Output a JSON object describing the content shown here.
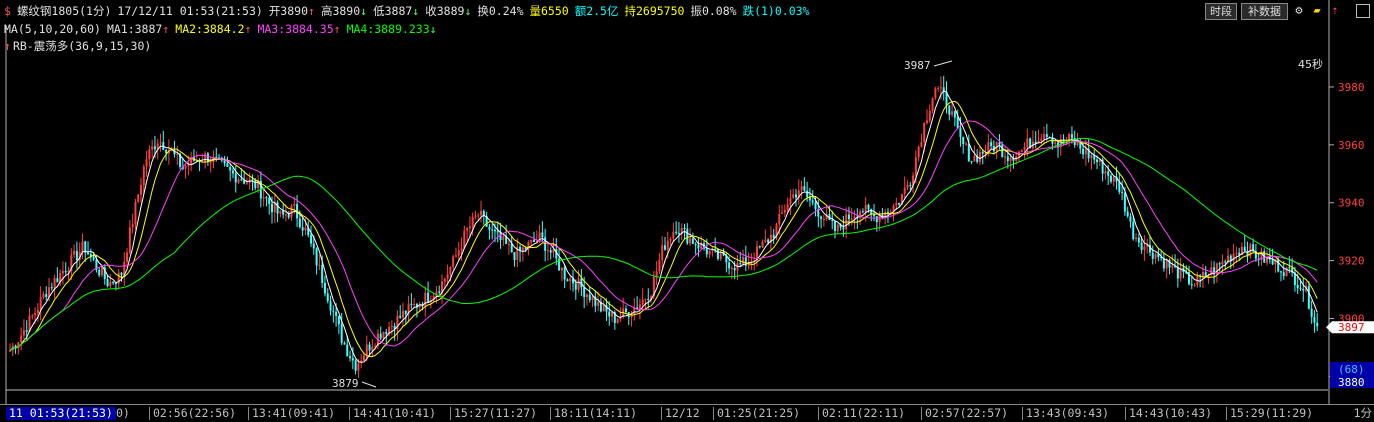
{
  "info": {
    "symbol": "螺纹钢1805(1分)",
    "datetime": "17/12/11 01:53(21:53)",
    "open": "开3890",
    "high": "高3890",
    "low": "低3887",
    "close": "收3889",
    "turnover": "换0.24%",
    "volume": "量6550",
    "amount": "额2.5亿",
    "open_interest": "持2695750",
    "amplitude": "振0.08%",
    "change": "跌(1)0.03%",
    "arrow_up": "↑",
    "arrow_down": "↓"
  },
  "ma": {
    "label": "MA(5,10,20,60)",
    "ma1": "MA1:3887",
    "ma2": "MA2:3884.2",
    "ma3": "MA3:3884.35",
    "ma4": "MA4:3889.233",
    "colors": {
      "ma1": "#ffffff",
      "ma2": "#ffff00",
      "ma3": "#ff40ff",
      "ma4": "#00ff00"
    }
  },
  "indicator": {
    "marker": "↑",
    "label": "RB-震荡多(36,9,15,30)"
  },
  "toolbar": {
    "timeshare": "时段",
    "fill_data": "补数据",
    "icons": [
      "gear-icon",
      "ruler-icon",
      "pin-icon"
    ]
  },
  "countdown": "45秒",
  "annotations": {
    "max": "3987",
    "min": "3879"
  },
  "current": {
    "price": "3897",
    "volume_label": "(68)",
    "bottom_price": "3880"
  },
  "time_axis": {
    "cursor": "11 01:53(21:53)",
    "first_partial": "0)",
    "ticks": [
      "02:56(22:56)",
      "13:41(09:41)",
      "14:41(10:41)",
      "15:27(11:27)",
      "18:11(14:11)",
      "12/12",
      "01:25(21:25)",
      "02:11(22:11)",
      "02:57(22:57)",
      "13:43(09:43)",
      "14:43(10:43)",
      "15:29(11:29)"
    ],
    "period": "1分"
  },
  "chart_data": {
    "type": "candlestick",
    "title": "",
    "y_ticks": [
      3880,
      3900,
      3920,
      3940,
      3960,
      3980
    ],
    "ylim": [
      3876,
      3990
    ],
    "y_tick_labels": [
      "3880",
      "3900",
      "3920",
      "3940",
      "3960",
      "3980"
    ],
    "x_categories": [
      "02:56(22:56)",
      "13:41(09:41)",
      "14:41(10:41)",
      "15:27(11:27)",
      "18:11(14:11)",
      "12/12",
      "01:25(21:25)",
      "02:11(22:11)",
      "02:57(22:57)",
      "13:43(09:43)",
      "14:43(10:43)",
      "15:29(11:29)"
    ],
    "close_path": [
      3889,
      3895,
      3902,
      3910,
      3915,
      3920,
      3925,
      3918,
      3912,
      3915,
      3935,
      3955,
      3962,
      3958,
      3952,
      3955,
      3956,
      3953,
      3950,
      3948,
      3946,
      3940,
      3935,
      3938,
      3930,
      3918,
      3905,
      3892,
      3884,
      3890,
      3895,
      3898,
      3902,
      3905,
      3908,
      3912,
      3920,
      3930,
      3936,
      3930,
      3926,
      3922,
      3925,
      3928,
      3922,
      3915,
      3912,
      3908,
      3903,
      3900,
      3902,
      3905,
      3910,
      3925,
      3932,
      3928,
      3925,
      3922,
      3920,
      3918,
      3920,
      3925,
      3930,
      3940,
      3945,
      3940,
      3935,
      3930,
      3935,
      3938,
      3935,
      3937,
      3940,
      3948,
      3965,
      3980,
      3975,
      3962,
      3955,
      3958,
      3960,
      3956,
      3958,
      3962,
      3965,
      3960,
      3962,
      3958,
      3955,
      3950,
      3945,
      3930,
      3925,
      3922,
      3918,
      3915,
      3912,
      3915,
      3918,
      3922,
      3925,
      3922,
      3920,
      3918,
      3915,
      3910,
      3897
    ],
    "series": [
      {
        "name": "MA1",
        "color": "#ffffff"
      },
      {
        "name": "MA2",
        "color": "#ffff00"
      },
      {
        "name": "MA3",
        "color": "#ff40ff"
      },
      {
        "name": "MA4",
        "color": "#00ff00"
      }
    ]
  }
}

_Written problem_: Retype all of the entries exactly as written, leaving out any images.

_Reply to the task_:
Output a JSON object describing the content shown here.
{
  "info": {
    "symbol": "螺纹钢1805(1分)",
    "datetime": "17/12/11 01:53(21:53)",
    "open": "开3890",
    "high": "高3890",
    "low": "低3887",
    "close": "收3889",
    "turnover": "换0.24%",
    "volume": "量6550",
    "amount": "额2.5亿",
    "open_interest": "持2695750",
    "amplitude": "振0.08%",
    "change": "跌(1)0.03%",
    "arrow_up": "↑",
    "arrow_down": "↓"
  },
  "ma": {
    "label": "MA(5,10,20,60)",
    "ma1": "MA1:3887",
    "ma2": "MA2:3884.2",
    "ma3": "MA3:3884.35",
    "ma4": "MA4:3889.233",
    "colors": {
      "ma1": "#ffffff",
      "ma2": "#ffff00",
      "ma3": "#ff40ff",
      "ma4": "#00ff00"
    }
  },
  "indicator": {
    "marker": "↑",
    "label": "RB-震荡多(36,9,15,30)"
  },
  "toolbar": {
    "timeshare": "时段",
    "fill_data": "补数据",
    "icons": [
      "gear-icon",
      "ruler-icon",
      "pin-icon"
    ]
  },
  "countdown": "45秒",
  "annotations": {
    "max": "3987",
    "min": "3879"
  },
  "current": {
    "price": "3897",
    "volume_label": "(68)",
    "bottom_price": "3880"
  },
  "time_axis": {
    "cursor": "11 01:53(21:53)",
    "first_partial": "0)",
    "ticks": [
      "02:56(22:56)",
      "13:41(09:41)",
      "14:41(10:41)",
      "15:27(11:27)",
      "18:11(14:11)",
      "12/12",
      "01:25(21:25)",
      "02:11(22:11)",
      "02:57(22:57)",
      "13:43(09:43)",
      "14:43(10:43)",
      "15:29(11:29)"
    ],
    "period": "1分"
  },
  "chart_data": {
    "type": "candlestick",
    "title": "",
    "y_ticks": [
      3880,
      3900,
      3920,
      3940,
      3960,
      3980
    ],
    "ylim": [
      3876,
      3990
    ],
    "y_tick_labels": [
      "3880",
      "3900",
      "3920",
      "3940",
      "3960",
      "3980"
    ],
    "x_categories": [
      "02:56(22:56)",
      "13:41(09:41)",
      "14:41(10:41)",
      "15:27(11:27)",
      "18:11(14:11)",
      "12/12",
      "01:25(21:25)",
      "02:11(22:11)",
      "02:57(22:57)",
      "13:43(09:43)",
      "14:43(10:43)",
      "15:29(11:29)"
    ],
    "close_path": [
      3889,
      3895,
      3902,
      3910,
      3915,
      3920,
      3925,
      3918,
      3912,
      3915,
      3935,
      3955,
      3962,
      3958,
      3952,
      3955,
      3956,
      3953,
      3950,
      3948,
      3946,
      3940,
      3935,
      3938,
      3930,
      3918,
      3905,
      3892,
      3884,
      3890,
      3895,
      3898,
      3902,
      3905,
      3908,
      3912,
      3920,
      3930,
      3936,
      3930,
      3926,
      3922,
      3925,
      3928,
      3922,
      3915,
      3912,
      3908,
      3903,
      3900,
      3902,
      3905,
      3910,
      3925,
      3932,
      3928,
      3925,
      3922,
      3920,
      3918,
      3920,
      3925,
      3930,
      3940,
      3945,
      3940,
      3935,
      3930,
      3935,
      3938,
      3935,
      3937,
      3940,
      3948,
      3965,
      3980,
      3975,
      3962,
      3955,
      3958,
      3960,
      3956,
      3958,
      3962,
      3965,
      3960,
      3962,
      3958,
      3955,
      3950,
      3945,
      3930,
      3925,
      3922,
      3918,
      3915,
      3912,
      3915,
      3918,
      3922,
      3925,
      3922,
      3920,
      3918,
      3915,
      3910,
      3897
    ],
    "series": [
      {
        "name": "MA1",
        "color": "#ffffff"
      },
      {
        "name": "MA2",
        "color": "#ffff00"
      },
      {
        "name": "MA3",
        "color": "#ff40ff"
      },
      {
        "name": "MA4",
        "color": "#00ff00"
      }
    ]
  }
}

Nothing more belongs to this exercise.